Entries shown
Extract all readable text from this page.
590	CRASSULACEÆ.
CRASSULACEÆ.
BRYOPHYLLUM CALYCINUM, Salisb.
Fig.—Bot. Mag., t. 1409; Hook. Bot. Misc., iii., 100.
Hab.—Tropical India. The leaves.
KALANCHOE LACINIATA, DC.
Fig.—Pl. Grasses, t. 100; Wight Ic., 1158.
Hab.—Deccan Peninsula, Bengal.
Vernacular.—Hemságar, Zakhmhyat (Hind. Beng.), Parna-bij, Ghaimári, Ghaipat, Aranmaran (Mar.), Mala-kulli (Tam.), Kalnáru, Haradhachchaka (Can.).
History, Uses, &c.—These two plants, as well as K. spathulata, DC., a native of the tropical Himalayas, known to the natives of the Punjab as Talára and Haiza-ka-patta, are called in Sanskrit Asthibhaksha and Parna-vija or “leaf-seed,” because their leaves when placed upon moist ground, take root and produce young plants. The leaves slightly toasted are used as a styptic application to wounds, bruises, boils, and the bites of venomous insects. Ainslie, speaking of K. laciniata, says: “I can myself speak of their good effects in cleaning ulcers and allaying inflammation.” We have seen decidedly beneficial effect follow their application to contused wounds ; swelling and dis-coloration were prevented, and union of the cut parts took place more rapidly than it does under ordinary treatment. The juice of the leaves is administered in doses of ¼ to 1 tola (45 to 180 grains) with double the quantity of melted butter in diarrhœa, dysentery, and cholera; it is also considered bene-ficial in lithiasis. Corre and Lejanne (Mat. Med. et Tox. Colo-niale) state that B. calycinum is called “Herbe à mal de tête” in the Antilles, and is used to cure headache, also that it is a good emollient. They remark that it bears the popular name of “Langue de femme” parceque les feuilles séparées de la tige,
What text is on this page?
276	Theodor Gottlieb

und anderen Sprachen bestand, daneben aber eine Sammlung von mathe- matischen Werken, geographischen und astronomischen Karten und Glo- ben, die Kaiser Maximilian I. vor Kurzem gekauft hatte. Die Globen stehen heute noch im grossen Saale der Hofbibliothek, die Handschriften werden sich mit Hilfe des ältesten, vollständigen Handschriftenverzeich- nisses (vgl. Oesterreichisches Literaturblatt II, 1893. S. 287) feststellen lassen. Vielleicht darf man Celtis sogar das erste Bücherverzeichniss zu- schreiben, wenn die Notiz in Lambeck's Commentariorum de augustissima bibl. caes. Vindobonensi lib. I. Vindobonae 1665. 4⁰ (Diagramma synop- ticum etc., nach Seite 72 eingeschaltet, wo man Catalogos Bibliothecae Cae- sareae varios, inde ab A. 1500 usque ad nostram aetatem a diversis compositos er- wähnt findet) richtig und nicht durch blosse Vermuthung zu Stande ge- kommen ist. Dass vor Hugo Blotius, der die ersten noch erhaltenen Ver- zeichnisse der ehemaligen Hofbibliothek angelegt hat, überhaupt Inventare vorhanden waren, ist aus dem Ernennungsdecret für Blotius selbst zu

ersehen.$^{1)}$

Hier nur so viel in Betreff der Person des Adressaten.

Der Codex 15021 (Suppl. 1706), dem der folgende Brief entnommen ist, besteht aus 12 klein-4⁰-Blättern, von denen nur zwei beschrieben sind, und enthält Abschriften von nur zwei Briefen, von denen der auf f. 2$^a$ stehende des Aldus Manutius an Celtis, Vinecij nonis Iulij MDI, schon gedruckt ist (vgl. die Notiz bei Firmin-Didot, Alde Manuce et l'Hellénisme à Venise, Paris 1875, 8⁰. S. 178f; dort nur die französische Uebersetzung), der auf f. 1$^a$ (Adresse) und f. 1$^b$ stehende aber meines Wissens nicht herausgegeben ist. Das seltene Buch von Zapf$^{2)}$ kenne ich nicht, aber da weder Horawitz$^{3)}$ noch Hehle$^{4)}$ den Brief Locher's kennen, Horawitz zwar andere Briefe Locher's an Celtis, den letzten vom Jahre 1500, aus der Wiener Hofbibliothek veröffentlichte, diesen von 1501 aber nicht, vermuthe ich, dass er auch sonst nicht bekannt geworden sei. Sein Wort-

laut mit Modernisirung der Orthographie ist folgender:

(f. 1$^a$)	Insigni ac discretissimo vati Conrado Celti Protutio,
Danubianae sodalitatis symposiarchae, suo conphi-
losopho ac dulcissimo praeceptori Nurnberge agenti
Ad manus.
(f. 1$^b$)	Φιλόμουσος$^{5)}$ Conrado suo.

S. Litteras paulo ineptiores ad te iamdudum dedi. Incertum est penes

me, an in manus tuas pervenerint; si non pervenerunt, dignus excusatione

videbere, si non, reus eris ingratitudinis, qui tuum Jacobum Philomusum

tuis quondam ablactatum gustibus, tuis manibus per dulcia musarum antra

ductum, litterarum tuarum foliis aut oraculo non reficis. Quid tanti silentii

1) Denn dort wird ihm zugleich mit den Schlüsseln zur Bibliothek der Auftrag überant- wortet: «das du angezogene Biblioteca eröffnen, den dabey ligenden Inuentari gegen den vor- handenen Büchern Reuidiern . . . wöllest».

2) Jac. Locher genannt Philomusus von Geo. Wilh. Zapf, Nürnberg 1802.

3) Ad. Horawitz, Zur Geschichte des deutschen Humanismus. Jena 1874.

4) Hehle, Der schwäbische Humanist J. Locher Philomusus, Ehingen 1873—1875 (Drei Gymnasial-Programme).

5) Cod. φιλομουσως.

What is needed
All entries must be repeated verbatim.

Full solution
Extract all readable text from this page.
590	CRASSULACEÆ.
CRASSULACEÆ.
BRYOPHYLLUM CALYCINUM, Salisb.
Fig.—Bot. Mag., t. 1409; Hook. Bot. Misc., iii., 100.
Hab.—Tropical India. The leaves.
KALANCHOE LACINIATA, DC.
Fig.—Pl. Grasses, t. 100; Wight Ic., 1158.
Hab.—Deccan Peninsula, Bengal.
Vernacular.—Hemságar, Zakhmhyat (Hind. Beng.), Parna-bij, Ghaimári, Ghaipat, Aranmaran (Mar.), Mala-kulli (Tam.), Kalnáru, Haradhachchaka (Can.).
History, Uses, &c.—These two plants, as well as K. spathulata, DC., a native of the tropical Himalayas, known to the natives of the Punjab as Talára and Haiza-ka-patta, are called in Sanskrit Asthibhaksha and Parna-vija or “leaf-seed,” because their leaves when placed upon moist ground, take root and produce young plants. The leaves slightly toasted are used as a styptic application to wounds, bruises, boils, and the bites of venomous insects. Ainslie, speaking of K. laciniata, says: “I can myself speak of their good effects in cleaning ulcers and allaying inflammation.” We have seen decidedly beneficial effect follow their application to contused wounds ; swelling and dis-coloration were prevented, and union of the cut parts took place more rapidly than it does under ordinary treatment. The juice of the leaves is administered in doses of ¼ to 1 tola (45 to 180 grains) with double the quantity of melted butter in diarrhœa, dysentery, and cholera; it is also considered bene-ficial in lithiasis. Corre and Lejanne (Mat. Med. et Tox. Colo-niale) state that B. calycinum is called “Herbe à mal de tête” in the Antilles, and is used to cure headache, also that it is a good emollient. They remark that it bears the popular name of “Langue de femme” parceque les feuilles séparées de la tige,
What text is on this page?
276	Theodor Gottlieb

und anderen Sprachen bestand, daneben aber eine Sammlung von mathe- matischen Werken, geographischen und astronomischen Karten und Glo- ben, die Kaiser Maximilian I. vor Kurzem gekauft hatte. Die Globen stehen heute noch im grossen Saale der Hofbibliothek, die Handschriften werden sich mit Hilfe des ältesten, vollständigen Handschriftenverzeich- nisses (vgl. Oesterreichisches Literaturblatt II, 1893. S. 287) feststellen lassen. Vielleicht darf man Celtis sogar das erste Bücherverzeichniss zu- schreiben, wenn die Notiz in Lambeck's Commentariorum de augustissima bibl. caes. Vindobonensi lib. I. Vindobonae 1665. 4⁰ (Diagramma synop- ticum etc., nach Seite 72 eingeschaltet, wo man Catalogos Bibliothecae Cae- sareae varios, inde ab A. 1500 usque ad nostram aetatem a diversis compositos er- wähnt findet) richtig und nicht durch blosse Vermuthung zu Stande ge- kommen ist. Dass vor Hugo Blotius, der die ersten noch erhaltenen Ver- zeichnisse der ehemaligen Hofbibliothek angelegt hat, überhaupt Inventare vorhanden waren, ist aus dem Ernennungsdecret für Blotius selbst zu

ersehen.$^{1)}$

Hier nur so viel in Betreff der Person des Adressaten.

Der Codex 15021 (Suppl. 1706), dem der folgende Brief entnommen ist, besteht aus 12 klein-4⁰-Blättern, von denen nur zwei beschrieben sind, und enthält Abschriften von nur zwei Briefen, von denen der auf f. 2$^a$ stehende des Aldus Manutius an Celtis, Vinecij nonis Iulij MDI, schon gedruckt ist (vgl. die Notiz bei Firmin-Didot, Alde Manuce et l'Hellénisme à Venise, Paris 1875, 8⁰. S. 178f; dort nur die französische Uebersetzung), der auf f. 1$^a$ (Adresse) und f. 1$^b$ stehende aber meines Wissens nicht herausgegeben ist. Das seltene Buch von Zapf$^{2)}$ kenne ich nicht, aber da weder Horawitz$^{3)}$ noch Hehle$^{4)}$ den Brief Locher's kennen, Horawitz zwar andere Briefe Locher's an Celtis, den letzten vom Jahre 1500, aus der Wiener Hofbibliothek veröffentlichte, diesen von 1501 aber nicht, vermuthe ich, dass er auch sonst nicht bekannt geworden sei. Sein Wort-

laut mit Modernisirung der Orthographie ist folgender:

(f. 1$^a$)	Insigni ac discretissimo vati Conrado Celti Protutio,
Danubianae sodalitatis symposiarchae, suo conphi-
losopho ac dulcissimo praeceptori Nurnberge agenti
Ad manus.
(f. 1$^b$)	Φιλόμουσος$^{5)}$ Conrado suo.

S. Litteras paulo ineptiores ad te iamdudum dedi. Incertum est penes

me, an in manus tuas pervenerint; si non pervenerunt, dignus excusatione

videbere, si non, reus eris ingratitudinis, qui tuum Jacobum Philomusum

tuis quondam ablactatum gustibus, tuis manibus per dulcia musarum antra

ductum, litterarum tuarum foliis aut oraculo non reficis. Quid tanti silentii

1) Denn dort wird ihm zugleich mit den Schlüsseln zur Bibliothek der Auftrag überant- wortet: «das du angezogene Biblioteca eröffnen, den dabey ligenden Inuentari gegen den vor- handenen Büchern Reuidiern . . . wöllest».

2) Jac. Locher genannt Philomusus von Geo. Wilh. Zapf, Nürnberg 1802.

3) Ad. Horawitz, Zur Geschichte des deutschen Humanismus. Jena 1874.

4) Hehle, Der schwäbische Humanist J. Locher Philomusus, Ehingen 1873—1875 (Drei Gymnasial-Programme).

5) Cod. φιλομουσως.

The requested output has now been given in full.